PROBLEM DETAILS - An exact copy of the data is required, with no pictures in it.

-- RECORDS FOR THE EXERCISE follows --

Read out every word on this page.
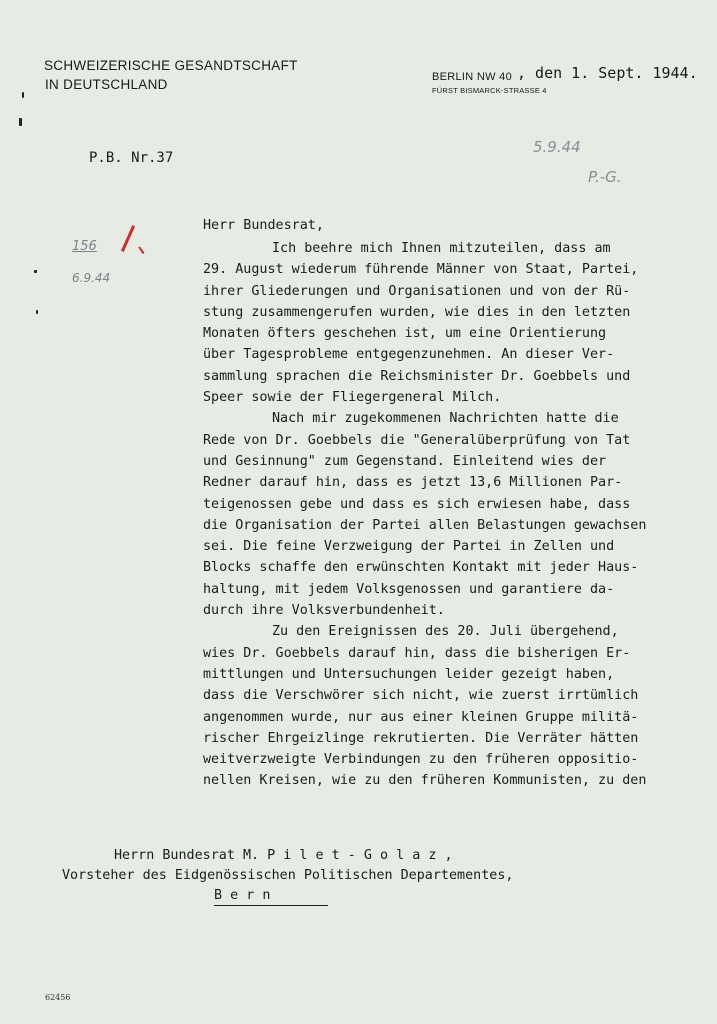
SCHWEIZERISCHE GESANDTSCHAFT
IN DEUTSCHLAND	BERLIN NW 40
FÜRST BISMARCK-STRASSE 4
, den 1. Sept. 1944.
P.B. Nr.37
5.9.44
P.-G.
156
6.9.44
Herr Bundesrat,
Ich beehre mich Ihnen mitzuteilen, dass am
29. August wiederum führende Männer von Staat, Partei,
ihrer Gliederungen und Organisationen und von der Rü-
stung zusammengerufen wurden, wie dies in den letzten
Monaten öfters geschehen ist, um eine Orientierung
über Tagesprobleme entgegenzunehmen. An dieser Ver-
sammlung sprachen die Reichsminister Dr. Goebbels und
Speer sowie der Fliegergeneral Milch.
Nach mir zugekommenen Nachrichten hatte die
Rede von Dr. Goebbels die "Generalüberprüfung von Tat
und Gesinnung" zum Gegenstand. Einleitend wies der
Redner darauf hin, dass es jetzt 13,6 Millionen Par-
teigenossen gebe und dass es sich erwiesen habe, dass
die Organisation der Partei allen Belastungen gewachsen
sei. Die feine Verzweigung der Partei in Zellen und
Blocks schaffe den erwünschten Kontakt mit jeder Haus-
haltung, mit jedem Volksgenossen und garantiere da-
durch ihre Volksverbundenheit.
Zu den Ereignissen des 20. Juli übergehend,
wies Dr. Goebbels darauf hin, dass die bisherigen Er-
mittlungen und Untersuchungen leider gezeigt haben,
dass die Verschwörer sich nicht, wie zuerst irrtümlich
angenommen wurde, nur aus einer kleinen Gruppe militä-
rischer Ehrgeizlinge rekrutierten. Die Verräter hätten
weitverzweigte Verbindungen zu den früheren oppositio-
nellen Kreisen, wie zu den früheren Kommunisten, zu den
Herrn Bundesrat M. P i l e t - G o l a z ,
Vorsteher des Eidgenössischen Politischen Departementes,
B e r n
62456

-- RECORDS FOR THE EXERCISE concluded --

TASK OUTPUT -
Read out every word on this page.
SCHWEIZERISCHE GESANDTSCHAFT
IN DEUTSCHLAND	BERLIN NW 40
FÜRST BISMARCK-STRASSE 4
, den 1. Sept. 1944.
P.B. Nr.37
5.9.44
P.-G.
156
6.9.44
Herr Bundesrat,
Ich beehre mich Ihnen mitzuteilen, dass am
29. August wiederum führende Männer von Staat, Partei,
ihrer Gliederungen und Organisationen und von der Rü-
stung zusammengerufen wurden, wie dies in den letzten
Monaten öfters geschehen ist, um eine Orientierung
über Tagesprobleme entgegenzunehmen. An dieser Ver-
sammlung sprachen die Reichsminister Dr. Goebbels und
Speer sowie der Fliegergeneral Milch.
Nach mir zugekommenen Nachrichten hatte die
Rede von Dr. Goebbels die "Generalüberprüfung von Tat
und Gesinnung" zum Gegenstand. Einleitend wies der
Redner darauf hin, dass es jetzt 13,6 Millionen Par-
teigenossen gebe und dass es sich erwiesen habe, dass
die Organisation der Partei allen Belastungen gewachsen
sei. Die feine Verzweigung der Partei in Zellen und
Blocks schaffe den erwünschten Kontakt mit jeder Haus-
haltung, mit jedem Volksgenossen und garantiere da-
durch ihre Volksverbundenheit.
Zu den Ereignissen des 20. Juli übergehend,
wies Dr. Goebbels darauf hin, dass die bisherigen Er-
mittlungen und Untersuchungen leider gezeigt haben,
dass die Verschwörer sich nicht, wie zuerst irrtümlich
angenommen wurde, nur aus einer kleinen Gruppe militä-
rischer Ehrgeizlinge rekrutierten. Die Verräter hätten
weitverzweigte Verbindungen zu den früheren oppositio-
nellen Kreisen, wie zu den früheren Kommunisten, zu den
Herrn Bundesrat M. P i l e t - G o l a z ,
Vorsteher des Eidgenössischen Politischen Departementes,
B e r n
62456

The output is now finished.